In the data below, locate each line with the word "release" and list it.

============================================================

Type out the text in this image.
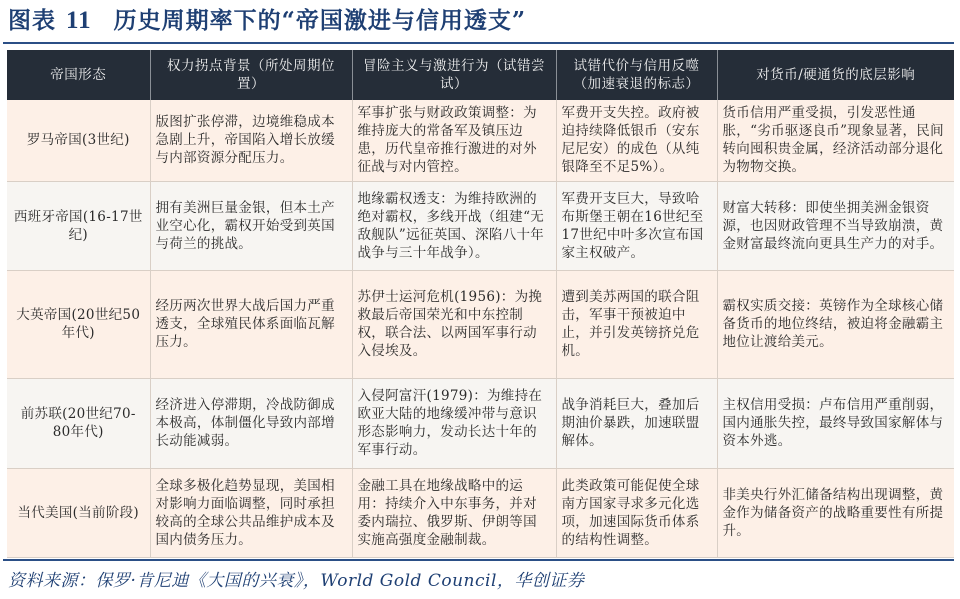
图表 11 历史周期率下的“帝国激进与信用透支”
帝国形态	权力拐点背景（所处周期位置）	冒险主义与激进行为（试错尝试）	试错代价与信用反噬（加速衰退的标志）	对货币/硬通货的底层影响
罗马帝国(3世纪)	版图扩张停滞，边境维稳成本急剧上升，帝国陷入增长放缓与内部资源分配压力。	军事扩张与财政政策调整：为维持庞大的常备军及镇压边患，历代皇帝推行激进的对外征战与对内管控。	军费开支失控。政府被迫持续降低银币（安东尼尼安）的成色（从纯银降至不足5%）。	货币信用严重受损，引发恶性通胀，“劣币驱逐良币”现象显著，民间转向囤积贵金属，经济活动部分退化为物物交换。
西班牙帝国(16-17世纪)	拥有美洲巨量金银，但本土产业空心化，霸权开始受到英国与荷兰的挑战。	地缘霸权透支：为维持欧洲的绝对霸权，多线开战（组建“无敌舰队”远征英国、深陷八十年战争与三十年战争）。	军费开支巨大，导致哈布斯堡王朝在16世纪至17世纪中叶多次宣布国家主权破产。	财富大转移：即使坐拥美洲金银资源，也因财政管理不当导致崩溃，黄金财富最终流向更具生产力的对手。
大英帝国(20世纪50年代)	经历两次世界大战后国力严重透支，全球殖民体系面临瓦解压力。	苏伊士运河危机(1956)：为挽救最后帝国荣光和中东控制权，联合法、以两国军事行动入侵埃及。	遭到美苏两国的联合阻击，军事干预被迫中止，并引发英镑挤兑危机。	霸权实质交接：英镑作为全球核心储备货币的地位终结，被迫将金融霸主地位让渡给美元。
前苏联(20世纪70-80年代)	经济进入停滞期，冷战防御成本极高，体制僵化导致内部增长动能减弱。	入侵阿富汗(1979)：为维持在欧亚大陆的地缘缓冲带与意识形态影响力，发动长达十年的军事行动。	战争消耗巨大，叠加后期油价暴跌，加速联盟解体。	主权信用受损：卢布信用严重削弱，国内通胀失控，最终导致国家解体与资本外逃。
当代美国(当前阶段)	全球多极化趋势显现，美国相对影响力面临调整，同时承担较高的全球公共品维护成本及国内债务压力。	金融工具在地缘战略中的运用：持续介入中东事务，并对委内瑞拉、俄罗斯、伊朗等国实施高强度金融制裁。	此类政策可能促使全球南方国家寻求多元化选项，加速国际货币体系的结构性调整。	非美央行外汇储备结构出现调整，黄金作为储备资产的战略重要性有所提升。
资料来源：保罗·肯尼迪《大国的兴衰》，World Gold Council，华创证券
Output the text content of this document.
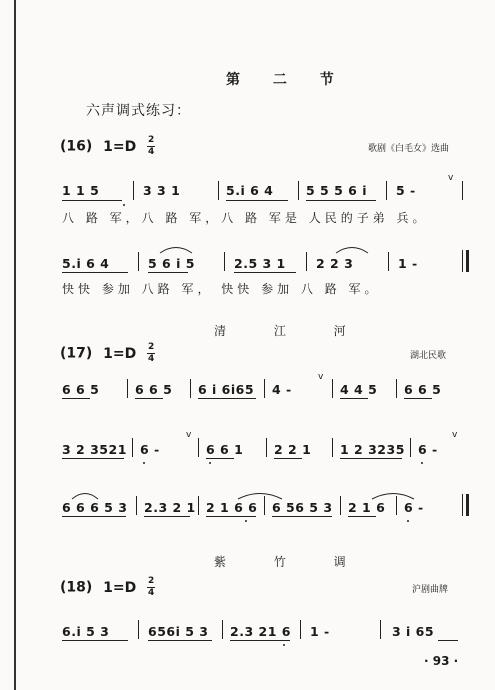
第 二 节
六声调式练习：
(16) $1=D \frac{2}{4}$	歌剧《白毛女》选曲
1 1 5	3 3 1	5.i 6 4	5 5 5 6 i 5 -
v
八 路 军，八 路 军，八 路 军是 人民的子弟 兵。
5.i 6 4	5 6 i 5	2.5 3 1 2 2 3	1 -
快快 参加 八路 军， 快快 参加 八 路 军。
清 江 河
(17) $1=D \frac{2}{4}$	湖北民歌
6 6 5	6 6 5 6 i 6i65 4 -	4 4 5 6 6 5
v
3 2 3521 6 -	6 6 1 2 2 1 1 2 3235 6 -
v	v
6 6 6 5 3 2.3 2 1 2 1 6 6 6 56 5 3 2 1 6 6 -
紫 竹 调
(18) $1=D \frac{2}{4}$	沪剧曲牌
6.i 5 3	656i 5 3 2.3 21 6 1 -	3 i 65
· 93 ·
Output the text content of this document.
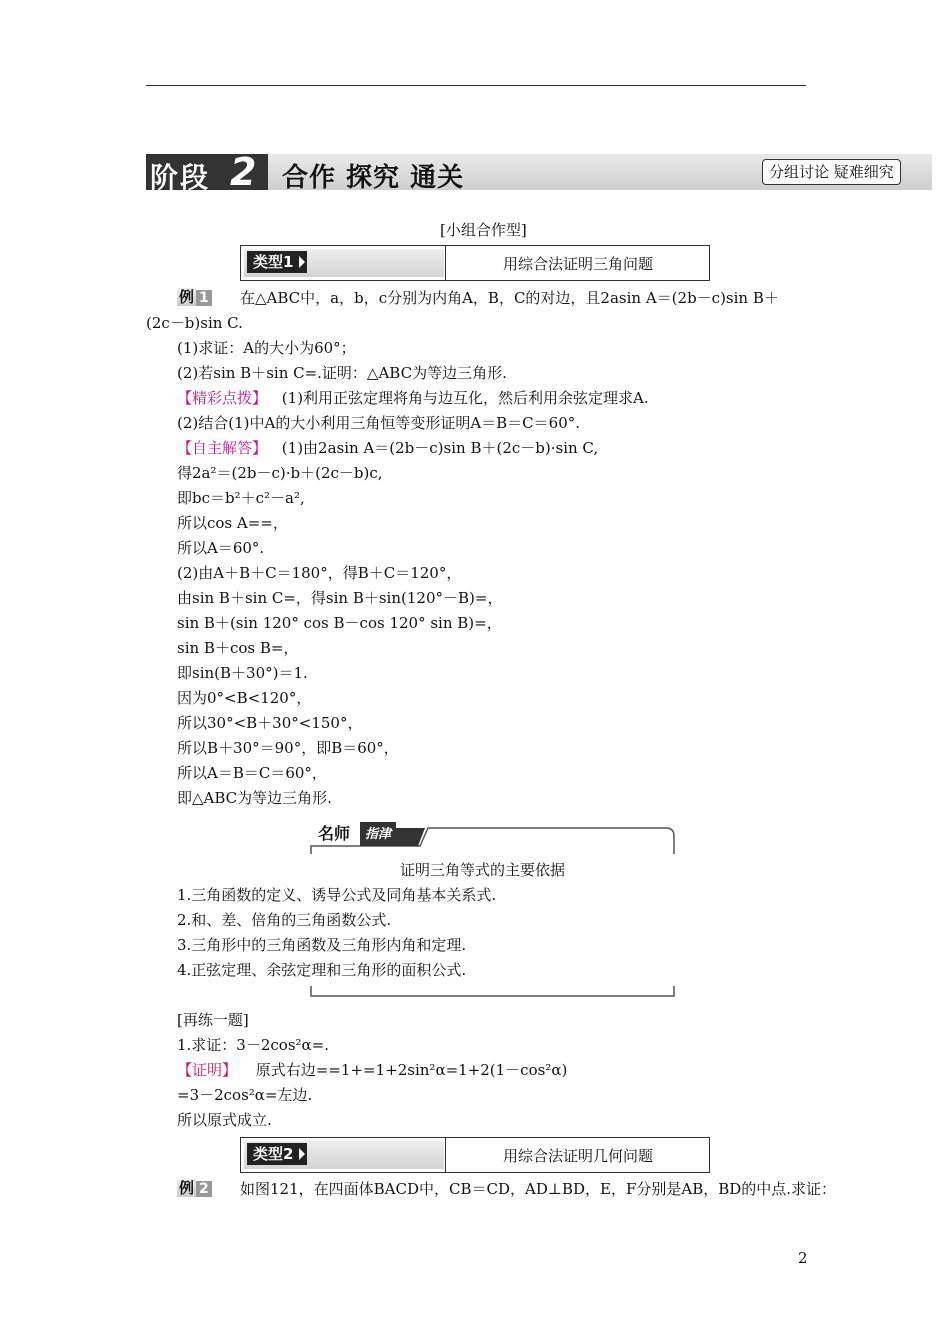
阶段 2 合作 探究 通关	分组讨论 疑难细究
[小组合作型]
类型1	用综合法证明三角问题
例 1 在△ABC中，a，b，c分别为内角A，B，C的对边，且2asin A＝(2b－c)sin B＋
(2c－b)sin C.
(1)求证：A的大小为60°；
(2)若sin B＋sin C=.证明：△ABC为等边三角形.
【精彩点拨】 (1)利用正弦定理将角与边互化，然后利用余弦定理求A.
(2)结合(1)中A的大小利用三角恒等变形证明A＝B＝C＝60°.
【自主解答】 (1)由2asin A＝(2b－c)sin B＋(2c－b)·sin C,
得2a²＝(2b－c)·b＋(2c－b)c,
即bc＝b²＋c²－a²,
所以cos A==，
所以A＝60°.
(2)由A＋B＋C＝180°，得B＋C＝120°，
由sin B＋sin C=，得sin B＋sin(120°－B)=，
sin B＋(sin 120° cos B－cos 120° sin B)=，
sin B＋cos B=，
即sin(B＋30°)＝1.
因为0°<B<120°，
所以30°<B＋30°<150°，
所以B＋30°＝90°，即B＝60°，
所以A＝B＝C＝60°，
即△ABC为等边三角形.
名师	指津
证明三角等式的主要依据
1.三角函数的定义、诱导公式及同角基本关系式.
2.和、差、倍角的三角函数公式.
3.三角形中的三角函数及三角形内角和定理.
4.正弦定理、余弦定理和三角形的面积公式.
[再练一题]
1.求证：3－2cos²α=.
【证明】 原式右边==1+=1+2sin²α=1+2(1－cos²α)
=3－2cos²α=左边.
所以原式成立.
类型2	用综合法证明几何问题
例 2 如图121，在四面体BACD中，CB＝CD，AD⊥BD，E，F分别是AB，BD的中点.求证：
2
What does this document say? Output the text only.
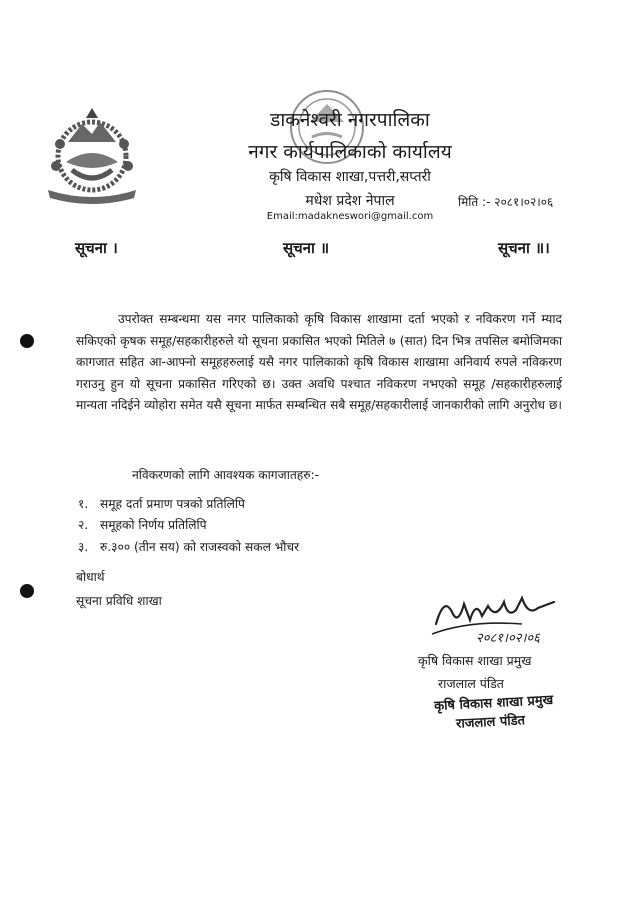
डाकनेश्वरी नगरपालिका
नगर कार्यपालिकाको कार्यालय
कृषि विकास शाखा,पत्तरी,सप्तरी
मधेश प्रदेश नेपाल
Email:madakneswori@gmail.com
मिति :- २०८१।०२।०६
सूचना ।	सूचना ॥	सूचना ॥।
उपरोक्त सम्बन्धमा यस नगर पालिकाको कृषि विकास शाखामा दर्ता भएको र नविकरण गर्ने म्याद सकिएको कृषक समूह/सहकारीहरुले यो सूचना प्रकासित भएको मितिले ७ (सात) दिन भित्र तपसिल बमोजिमका कागजात सहित आ-आफ्नो समूहहरुलाई यसै नगर पालिकाको कृषि विकास शाखामा अनिवार्य रुपले नविकरण गराउनु हुन यो सूचना प्रकासित गरिएको छ। उक्त अवधि पश्चात नविकरण नभएको समूह /सहकारीहरुलाई मान्यता नदिईने व्योहोरा समेत यसै सूचना मार्फत सम्बन्धित सबै समूह/सहकारीलाई जानकारीको लागि अनुरोध छ।
नविकरणको लागि आवश्यक कागजातहरु:-
१. समूह दर्ता प्रमाण पत्रको प्रतिलिपि
२. समूहको निर्णय प्रतिलिपि
३. रु.३०० (तीन सय) को राजस्वको सकल भौचर
बोधार्थ
सूचना प्रविधि शाखा
२०८१।०२।०६
कृषि विकास शाखा प्रमुख
राजलाल पंडित
कृषि विकास शाखा प्रमुख
राजलाल पंडित
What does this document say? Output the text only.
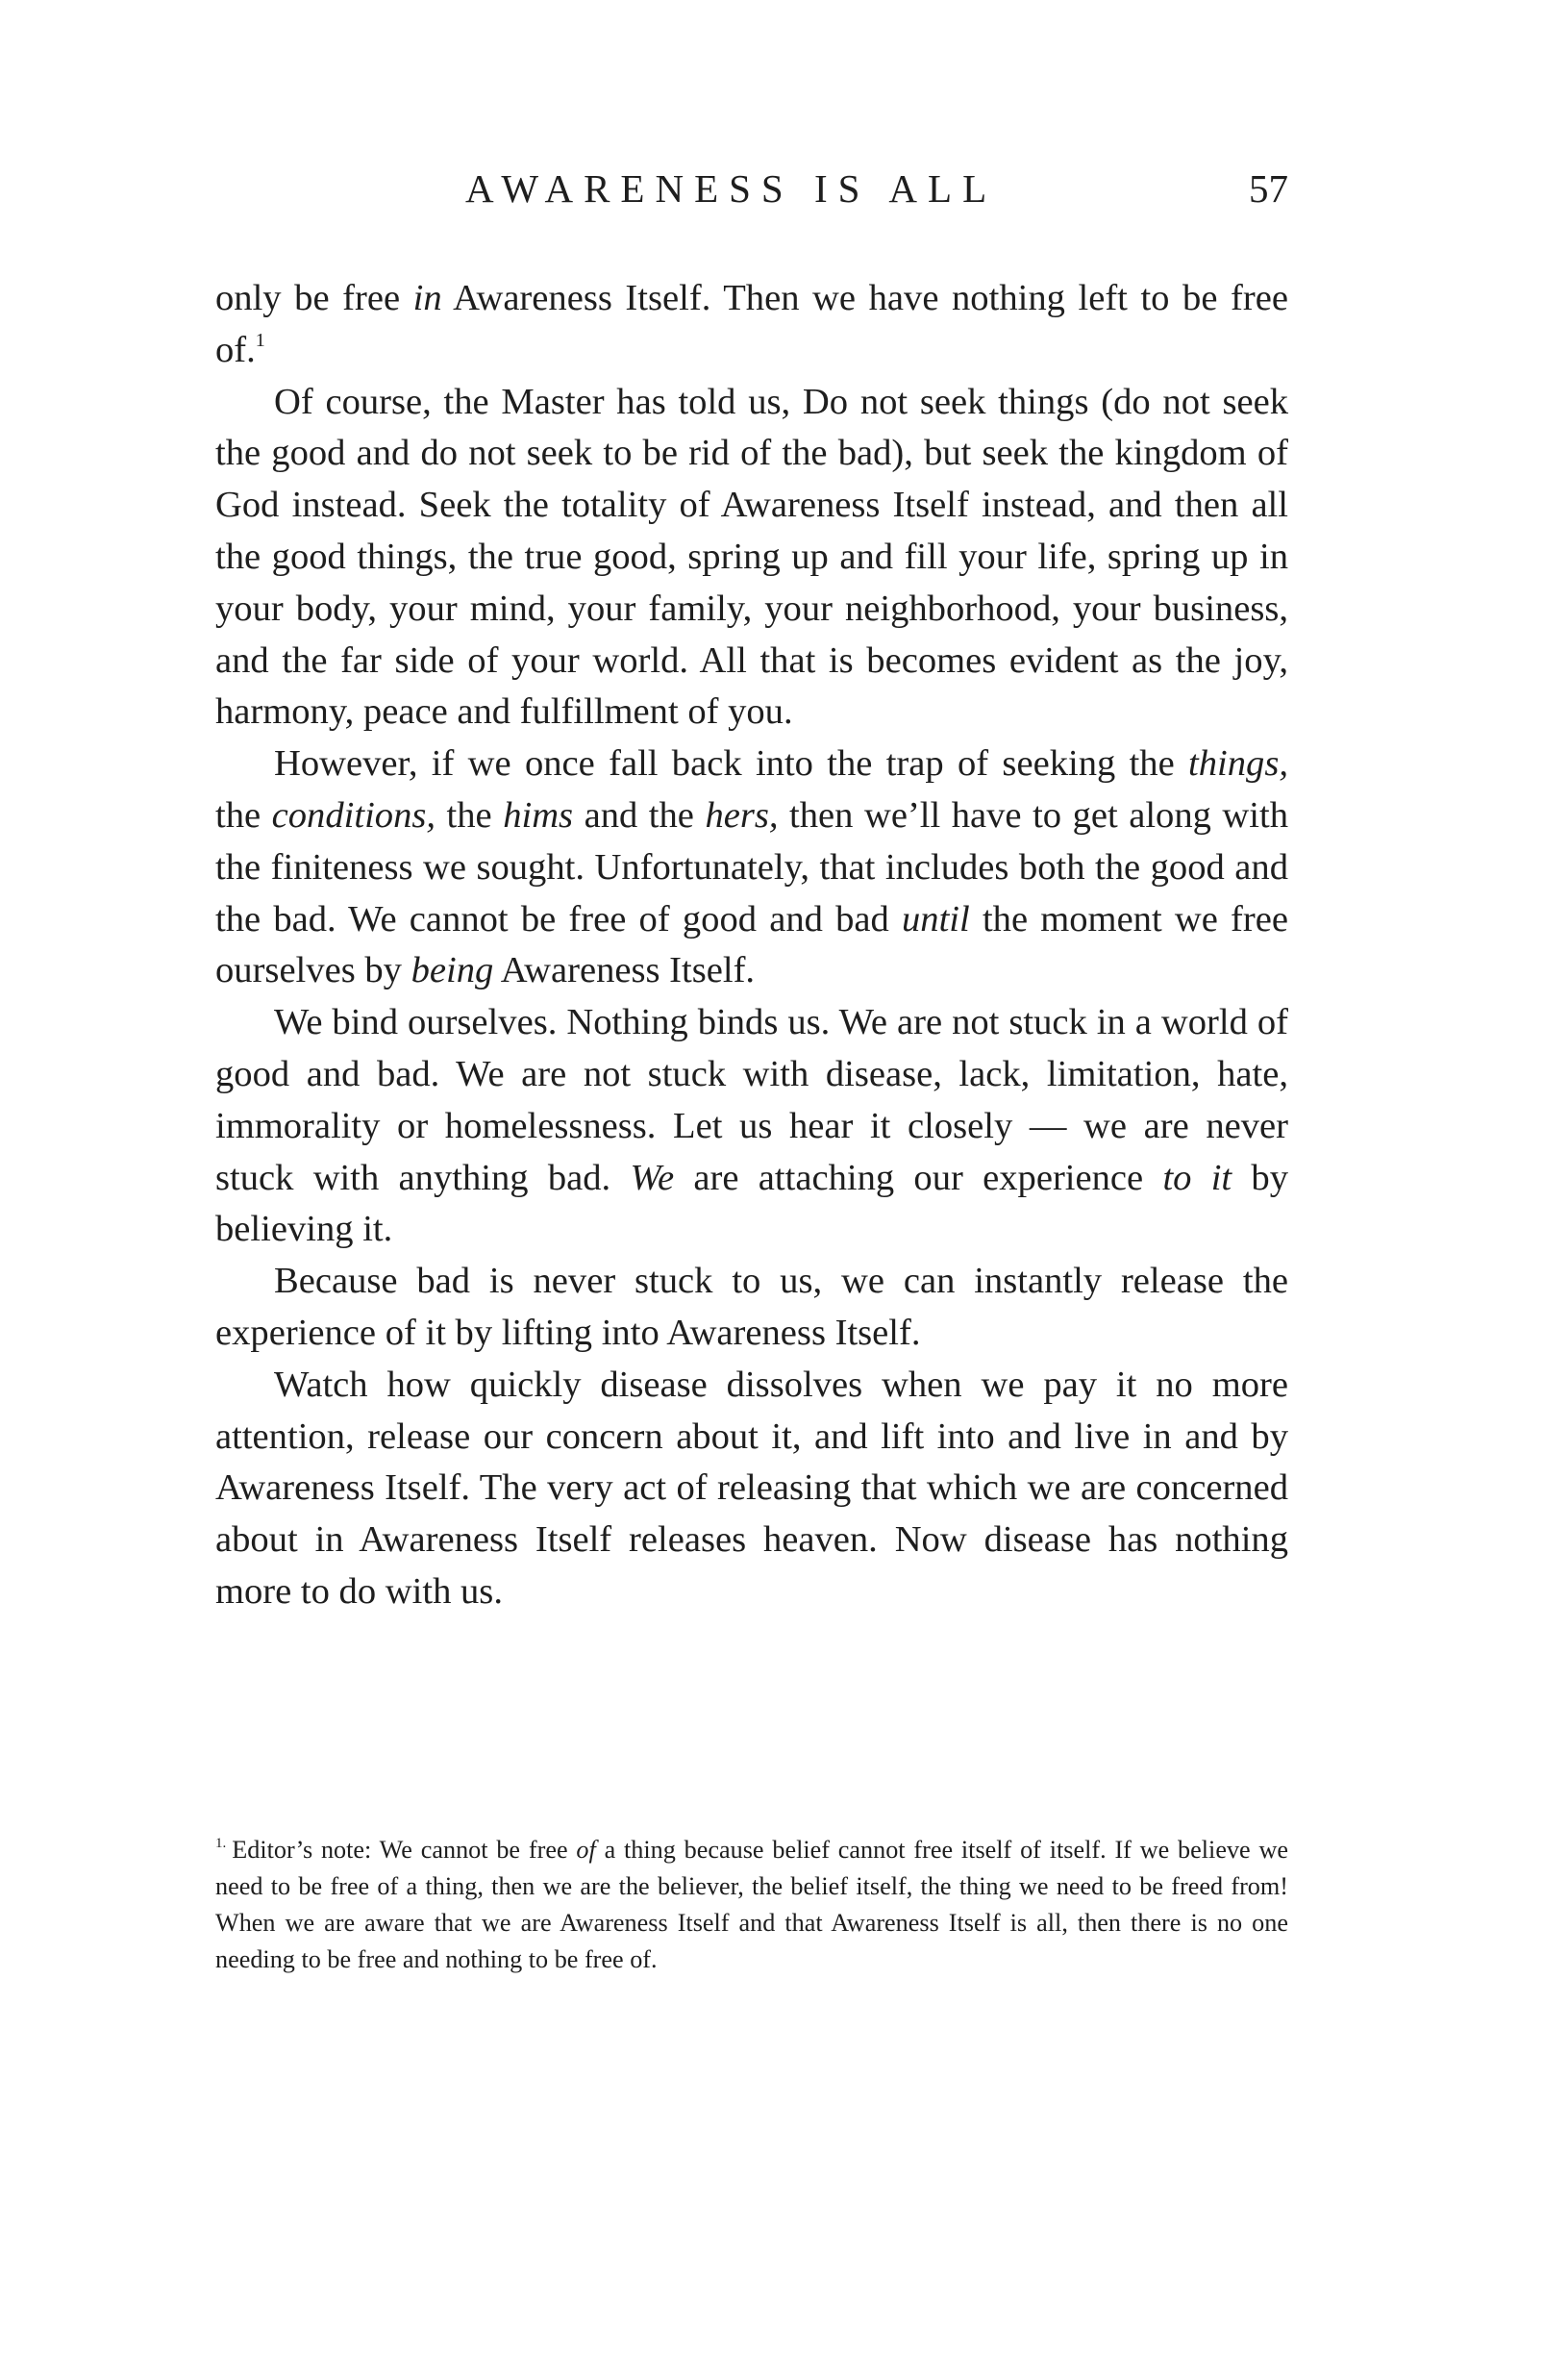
AWARENESS IS ALL	57

only be free in Awareness Itself. Then we have nothing left to be free of.$^1$

Of course, the Master has told us, Do not seek things (do not seek the good and do not seek to be rid of the bad), but seek the kingdom of God instead. Seek the totality of Awareness Itself instead, and then all the good things, the true good, spring up and fill your life, spring up in your body, your mind, your family, your neighborhood, your business, and the far side of your world. All that is becomes evident as the joy, harmony, peace and fulfillment of you.

However, if we once fall back into the trap of seeking the things, the conditions, the hims and the hers, then we’ll have to get along with the finiteness we sought. Unfortunately, that includes both the good and the bad. We cannot be free of good and bad until the moment we free ourselves by being Awareness Itself.

We bind ourselves. Nothing binds us. We are not stuck in a world of good and bad. We are not stuck with disease, lack, limitation, hate, immorality or homelessness. Let us hear it closely — we are never stuck with anything bad. We are attaching our experience to it by believing it.

Because bad is never stuck to us, we can instantly release the experience of it by lifting into Awareness Itself.

Watch how quickly disease dissolves when we pay it no more attention, release our concern about it, and lift into and live in and by Awareness Itself. The very act of releasing that which we are concerned about in Awareness Itself releases heaven. Now disease has nothing more to do with us.

$^{1.}$ Editor’s note: We cannot be free of a thing because belief cannot free itself of itself. If we believe we need to be free of a thing, then we are the believer, the belief itself, the thing we need to be freed from! When we are aware that we are Awareness Itself and that Awareness Itself is all, then there is no one needing to be free and nothing to be free of.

============================================================

Solution to the exercise
Because bad is never stuck to us, we can instantly release the experience of it by lifting into Awareness Itself.
Watch how quickly disease dissolves when we pay it no more attention, release our concern about it, and lift into and live in and by Awareness Itself. The very act of releasing that which we are concerned about in Awareness Itself releases heaven. Now disease has nothing more to do with us.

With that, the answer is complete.